- _TASK DESCRIPTION_: Copy out every line exactly, passing over the pictures.

- _RECORDS SUPPLIED_:
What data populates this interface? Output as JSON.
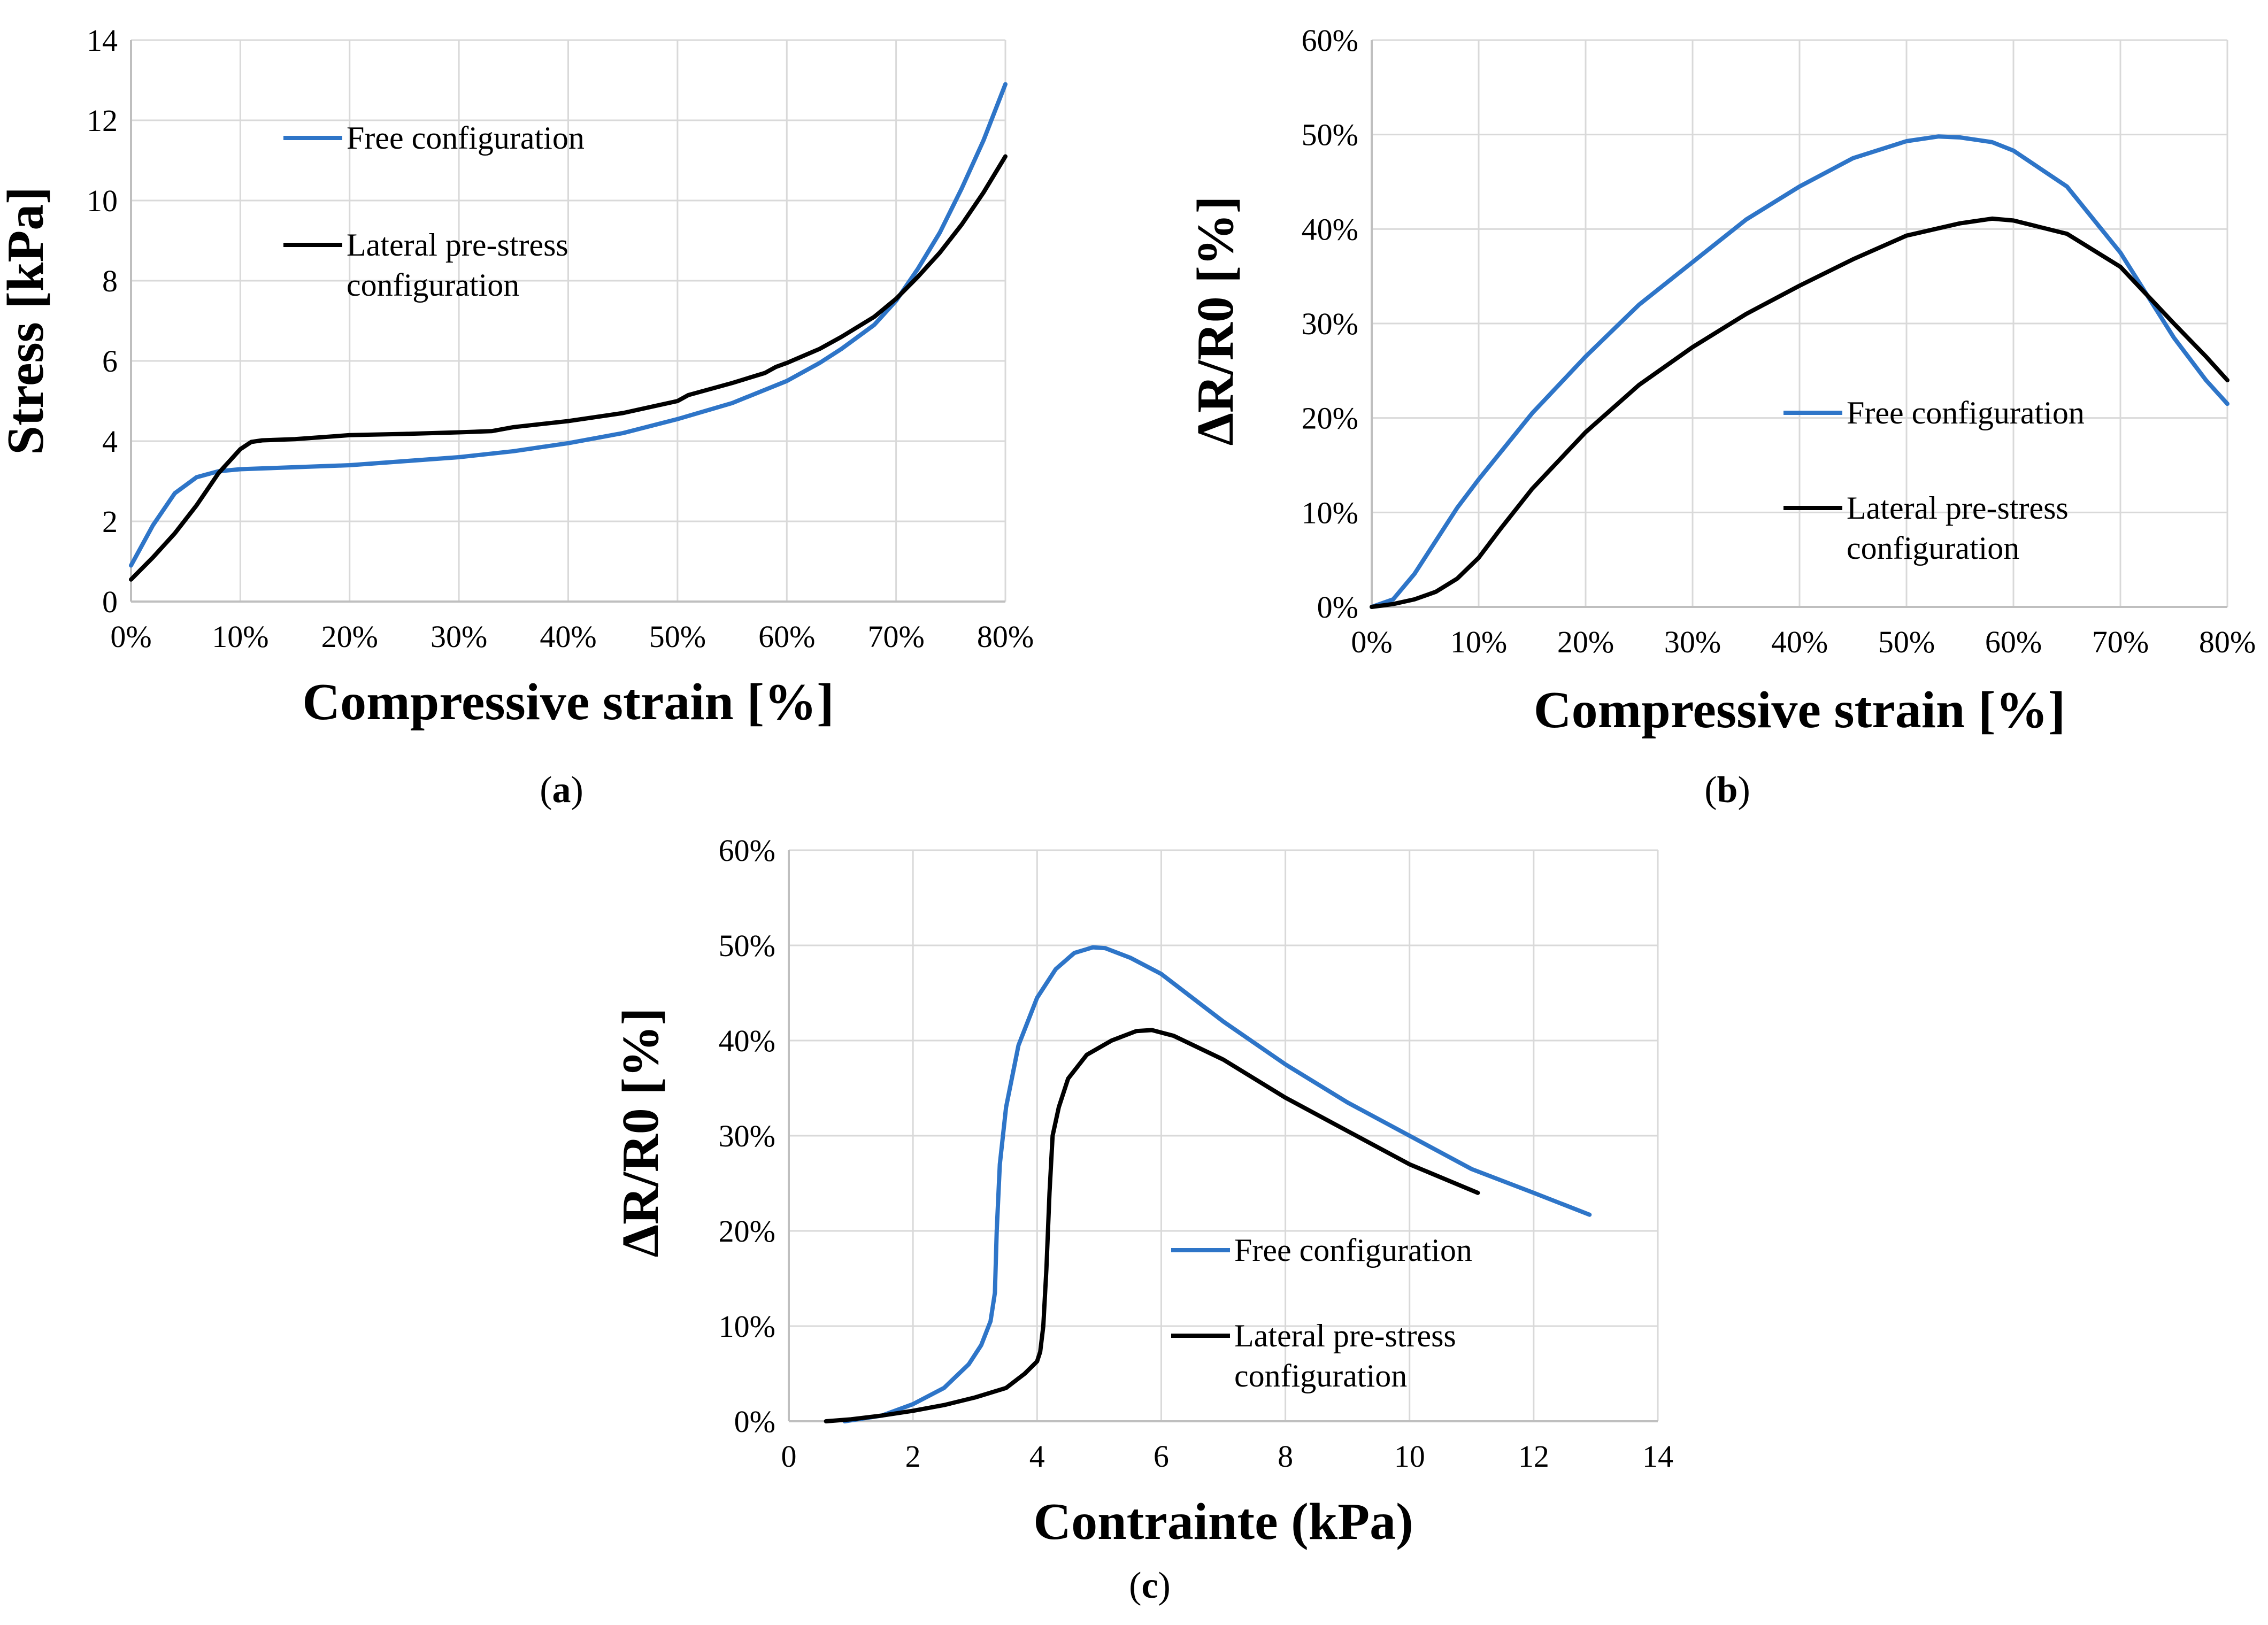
{
  "colors": {
    "free": "#2e75c8",
    "lateral": "#000000"
  },
  "chart_data": [
    {
      "panel": "(a)",
      "type": "line",
      "xlabel": "Compressive strain [%]",
      "ylabel": "Stress [kPa]",
      "xlim": [
        0,
        80
      ],
      "ylim": [
        0,
        14
      ],
      "xticks": [
        0,
        10,
        20,
        30,
        40,
        50,
        60,
        70,
        80
      ],
      "xtick_labels": [
        "0%",
        "10%",
        "20%",
        "30%",
        "40%",
        "50%",
        "60%",
        "70%",
        "80%"
      ],
      "yticks": [
        0,
        2,
        4,
        6,
        8,
        10,
        12,
        14
      ],
      "ytick_labels": [
        "0",
        "2",
        "4",
        "6",
        "8",
        "10",
        "12",
        "14"
      ],
      "legend_position": "upper-left",
      "series": [
        {
          "name": "Free configuration",
          "color_key": "free",
          "x": [
            0,
            2,
            4,
            6,
            8,
            10,
            12,
            15,
            20,
            25,
            30,
            35,
            40,
            45,
            50,
            55,
            60,
            63,
            65,
            68,
            70,
            72,
            74,
            76,
            78,
            80
          ],
          "y": [
            0.9,
            1.9,
            2.7,
            3.1,
            3.25,
            3.3,
            3.32,
            3.35,
            3.4,
            3.5,
            3.6,
            3.75,
            3.95,
            4.2,
            4.55,
            4.95,
            5.5,
            5.95,
            6.3,
            6.9,
            7.5,
            8.3,
            9.2,
            10.3,
            11.5,
            12.9
          ]
        },
        {
          "name": "Lateral pre-stress configuration",
          "color_key": "lateral",
          "x": [
            0,
            2,
            4,
            6,
            8,
            10,
            11,
            12,
            15,
            20,
            25,
            30,
            33,
            35,
            40,
            45,
            50,
            51,
            55,
            58,
            59,
            60,
            63,
            65,
            68,
            70,
            72,
            74,
            76,
            78,
            80
          ],
          "y": [
            0.55,
            1.1,
            1.7,
            2.4,
            3.2,
            3.8,
            3.98,
            4.02,
            4.05,
            4.15,
            4.18,
            4.22,
            4.25,
            4.35,
            4.5,
            4.7,
            5.0,
            5.15,
            5.45,
            5.7,
            5.85,
            5.95,
            6.3,
            6.6,
            7.1,
            7.55,
            8.1,
            8.7,
            9.4,
            10.2,
            11.1
          ]
        }
      ]
    },
    {
      "panel": "(b)",
      "type": "line",
      "xlabel": "Compressive strain [%]",
      "ylabel": "ΔR/R0 [%]",
      "xlim": [
        0,
        80
      ],
      "ylim": [
        0,
        60
      ],
      "xticks": [
        0,
        10,
        20,
        30,
        40,
        50,
        60,
        70,
        80
      ],
      "xtick_labels": [
        "0%",
        "10%",
        "20%",
        "30%",
        "40%",
        "50%",
        "60%",
        "70%",
        "80%"
      ],
      "yticks": [
        0,
        10,
        20,
        30,
        40,
        50,
        60
      ],
      "ytick_labels": [
        "0%",
        "10%",
        "20%",
        "30%",
        "40%",
        "50%",
        "60%"
      ],
      "legend_position": "lower-right",
      "series": [
        {
          "name": "Free configuration",
          "color_key": "free",
          "x": [
            0,
            2,
            4,
            6,
            8,
            10,
            15,
            20,
            25,
            30,
            35,
            40,
            45,
            50,
            53,
            55,
            58,
            60,
            65,
            70,
            75,
            78,
            80
          ],
          "y": [
            0,
            0.8,
            3.5,
            7,
            10.5,
            13.5,
            20.5,
            26.5,
            32,
            36.5,
            41,
            44.5,
            47.5,
            49.3,
            49.8,
            49.7,
            49.2,
            48.3,
            44.5,
            37.5,
            28.5,
            24,
            21.5
          ]
        },
        {
          "name": "Lateral pre-stress configuration",
          "color_key": "lateral",
          "x": [
            0,
            2,
            4,
            6,
            8,
            10,
            12,
            15,
            20,
            25,
            30,
            35,
            40,
            45,
            50,
            55,
            58,
            60,
            65,
            70,
            75,
            78,
            80
          ],
          "y": [
            0,
            0.3,
            0.8,
            1.6,
            3,
            5.2,
            8.2,
            12.5,
            18.5,
            23.5,
            27.5,
            31,
            34,
            36.8,
            39.3,
            40.6,
            41.1,
            40.9,
            39.5,
            36,
            30,
            26.5,
            24
          ]
        }
      ]
    },
    {
      "panel": "(c)",
      "type": "line",
      "xlabel": "Contrainte (kPa)",
      "ylabel": "ΔR/R0 [%]",
      "xlim": [
        0,
        14
      ],
      "ylim": [
        0,
        60
      ],
      "xticks": [
        0,
        2,
        4,
        6,
        8,
        10,
        12,
        14
      ],
      "xtick_labels": [
        "0",
        "2",
        "4",
        "6",
        "8",
        "10",
        "12",
        "14"
      ],
      "yticks": [
        0,
        10,
        20,
        30,
        40,
        50,
        60
      ],
      "ytick_labels": [
        "0%",
        "10%",
        "20%",
        "30%",
        "40%",
        "50%",
        "60%"
      ],
      "legend_position": "lower-right",
      "series": [
        {
          "name": "Free configuration",
          "color_key": "free",
          "x": [
            0.9,
            1.5,
            2.0,
            2.5,
            2.9,
            3.1,
            3.25,
            3.32,
            3.35,
            3.4,
            3.5,
            3.7,
            4.0,
            4.3,
            4.6,
            4.9,
            5.1,
            5.5,
            6.0,
            7.0,
            8.0,
            9.0,
            10.0,
            11.0,
            12.0,
            12.9
          ],
          "y": [
            0,
            0.6,
            1.8,
            3.5,
            6,
            8,
            10.5,
            13.5,
            20,
            27,
            33,
            39.5,
            44.5,
            47.5,
            49.2,
            49.8,
            49.7,
            48.7,
            47,
            42,
            37.5,
            33.5,
            30,
            26.5,
            24,
            21.7
          ]
        },
        {
          "name": "Lateral pre-stress configuration",
          "color_key": "lateral",
          "x": [
            0.6,
            1.0,
            1.5,
            2.0,
            2.5,
            3.0,
            3.5,
            3.8,
            4.0,
            4.05,
            4.1,
            4.15,
            4.2,
            4.25,
            4.35,
            4.5,
            4.8,
            5.2,
            5.6,
            5.85,
            6.2,
            7.0,
            8.0,
            9.0,
            10.0,
            11.1
          ],
          "y": [
            0,
            0.2,
            0.6,
            1.1,
            1.7,
            2.5,
            3.5,
            5,
            6.3,
            7.3,
            10,
            16,
            24,
            30,
            33,
            36,
            38.5,
            40,
            41,
            41.1,
            40.5,
            38,
            34,
            30.5,
            27,
            24
          ]
        }
      ]
    }
  ]
}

- _RESULT OF THIS EXERCISE_:
What data populates this interface? Output as JSON.
{
  "colors": {
    "free": "#2e75c8",
    "lateral": "#000000"
  },
  "chart_data": [
    {
      "panel": "(a)",
      "type": "line",
      "xlabel": "Compressive strain [%]",
      "ylabel": "Stress [kPa]",
      "xlim": [
        0,
        80
      ],
      "ylim": [
        0,
        14
      ],
      "xticks": [
        0,
        10,
        20,
        30,
        40,
        50,
        60,
        70,
        80
      ],
      "xtick_labels": [
        "0%",
        "10%",
        "20%",
        "30%",
        "40%",
        "50%",
        "60%",
        "70%",
        "80%"
      ],
      "yticks": [
        0,
        2,
        4,
        6,
        8,
        10,
        12,
        14
      ],
      "ytick_labels": [
        "0",
        "2",
        "4",
        "6",
        "8",
        "10",
        "12",
        "14"
      ],
      "legend_position": "upper-left",
      "series": [
        {
          "name": "Free configuration",
          "color_key": "free",
          "x": [
            0,
            2,
            4,
            6,
            8,
            10,
            12,
            15,
            20,
            25,
            30,
            35,
            40,
            45,
            50,
            55,
            60,
            63,
            65,
            68,
            70,
            72,
            74,
            76,
            78,
            80
          ],
          "y": [
            0.9,
            1.9,
            2.7,
            3.1,
            3.25,
            3.3,
            3.32,
            3.35,
            3.4,
            3.5,
            3.6,
            3.75,
            3.95,
            4.2,
            4.55,
            4.95,
            5.5,
            5.95,
            6.3,
            6.9,
            7.5,
            8.3,
            9.2,
            10.3,
            11.5,
            12.9
          ]
        },
        {
          "name": "Lateral pre-stress configuration",
          "color_key": "lateral",
          "x": [
            0,
            2,
            4,
            6,
            8,
            10,
            11,
            12,
            15,
            20,
            25,
            30,
            33,
            35,
            40,
            45,
            50,
            51,
            55,
            58,
            59,
            60,
            63,
            65,
            68,
            70,
            72,
            74,
            76,
            78,
            80
          ],
          "y": [
            0.55,
            1.1,
            1.7,
            2.4,
            3.2,
            3.8,
            3.98,
            4.02,
            4.05,
            4.15,
            4.18,
            4.22,
            4.25,
            4.35,
            4.5,
            4.7,
            5.0,
            5.15,
            5.45,
            5.7,
            5.85,
            5.95,
            6.3,
            6.6,
            7.1,
            7.55,
            8.1,
            8.7,
            9.4,
            10.2,
            11.1
          ]
        }
      ]
    },
    {
      "panel": "(b)",
      "type": "line",
      "xlabel": "Compressive strain [%]",
      "ylabel": "ΔR/R0 [%]",
      "xlim": [
        0,
        80
      ],
      "ylim": [
        0,
        60
      ],
      "xticks": [
        0,
        10,
        20,
        30,
        40,
        50,
        60,
        70,
        80
      ],
      "xtick_labels": [
        "0%",
        "10%",
        "20%",
        "30%",
        "40%",
        "50%",
        "60%",
        "70%",
        "80%"
      ],
      "yticks": [
        0,
        10,
        20,
        30,
        40,
        50,
        60
      ],
      "ytick_labels": [
        "0%",
        "10%",
        "20%",
        "30%",
        "40%",
        "50%",
        "60%"
      ],
      "legend_position": "lower-right",
      "series": [
        {
          "name": "Free configuration",
          "color_key": "free",
          "x": [
            0,
            2,
            4,
            6,
            8,
            10,
            15,
            20,
            25,
            30,
            35,
            40,
            45,
            50,
            53,
            55,
            58,
            60,
            65,
            70,
            75,
            78,
            80
          ],
          "y": [
            0,
            0.8,
            3.5,
            7,
            10.5,
            13.5,
            20.5,
            26.5,
            32,
            36.5,
            41,
            44.5,
            47.5,
            49.3,
            49.8,
            49.7,
            49.2,
            48.3,
            44.5,
            37.5,
            28.5,
            24,
            21.5
          ]
        },
        {
          "name": "Lateral pre-stress configuration",
          "color_key": "lateral",
          "x": [
            0,
            2,
            4,
            6,
            8,
            10,
            12,
            15,
            20,
            25,
            30,
            35,
            40,
            45,
            50,
            55,
            58,
            60,
            65,
            70,
            75,
            78,
            80
          ],
          "y": [
            0,
            0.3,
            0.8,
            1.6,
            3,
            5.2,
            8.2,
            12.5,
            18.5,
            23.5,
            27.5,
            31,
            34,
            36.8,
            39.3,
            40.6,
            41.1,
            40.9,
            39.5,
            36,
            30,
            26.5,
            24
          ]
        }
      ]
    },
    {
      "panel": "(c)",
      "type": "line",
      "xlabel": "Contrainte (kPa)",
      "ylabel": "ΔR/R0 [%]",
      "xlim": [
        0,
        14
      ],
      "ylim": [
        0,
        60
      ],
      "xticks": [
        0,
        2,
        4,
        6,
        8,
        10,
        12,
        14
      ],
      "xtick_labels": [
        "0",
        "2",
        "4",
        "6",
        "8",
        "10",
        "12",
        "14"
      ],
      "yticks": [
        0,
        10,
        20,
        30,
        40,
        50,
        60
      ],
      "ytick_labels": [
        "0%",
        "10%",
        "20%",
        "30%",
        "40%",
        "50%",
        "60%"
      ],
      "legend_position": "lower-right",
      "series": [
        {
          "name": "Free configuration",
          "color_key": "free",
          "x": [
            0.9,
            1.5,
            2.0,
            2.5,
            2.9,
            3.1,
            3.25,
            3.32,
            3.35,
            3.4,
            3.5,
            3.7,
            4.0,
            4.3,
            4.6,
            4.9,
            5.1,
            5.5,
            6.0,
            7.0,
            8.0,
            9.0,
            10.0,
            11.0,
            12.0,
            12.9
          ],
          "y": [
            0,
            0.6,
            1.8,
            3.5,
            6,
            8,
            10.5,
            13.5,
            20,
            27,
            33,
            39.5,
            44.5,
            47.5,
            49.2,
            49.8,
            49.7,
            48.7,
            47,
            42,
            37.5,
            33.5,
            30,
            26.5,
            24,
            21.7
          ]
        },
        {
          "name": "Lateral pre-stress configuration",
          "color_key": "lateral",
          "x": [
            0.6,
            1.0,
            1.5,
            2.0,
            2.5,
            3.0,
            3.5,
            3.8,
            4.0,
            4.05,
            4.1,
            4.15,
            4.2,
            4.25,
            4.35,
            4.5,
            4.8,
            5.2,
            5.6,
            5.85,
            6.2,
            7.0,
            8.0,
            9.0,
            10.0,
            11.1
          ],
          "y": [
            0,
            0.2,
            0.6,
            1.1,
            1.7,
            2.5,
            3.5,
            5,
            6.3,
            7.3,
            10,
            16,
            24,
            30,
            33,
            36,
            38.5,
            40,
            41,
            41.1,
            40.5,
            38,
            34,
            30.5,
            27,
            24
          ]
        }
      ]
    }
  ]
}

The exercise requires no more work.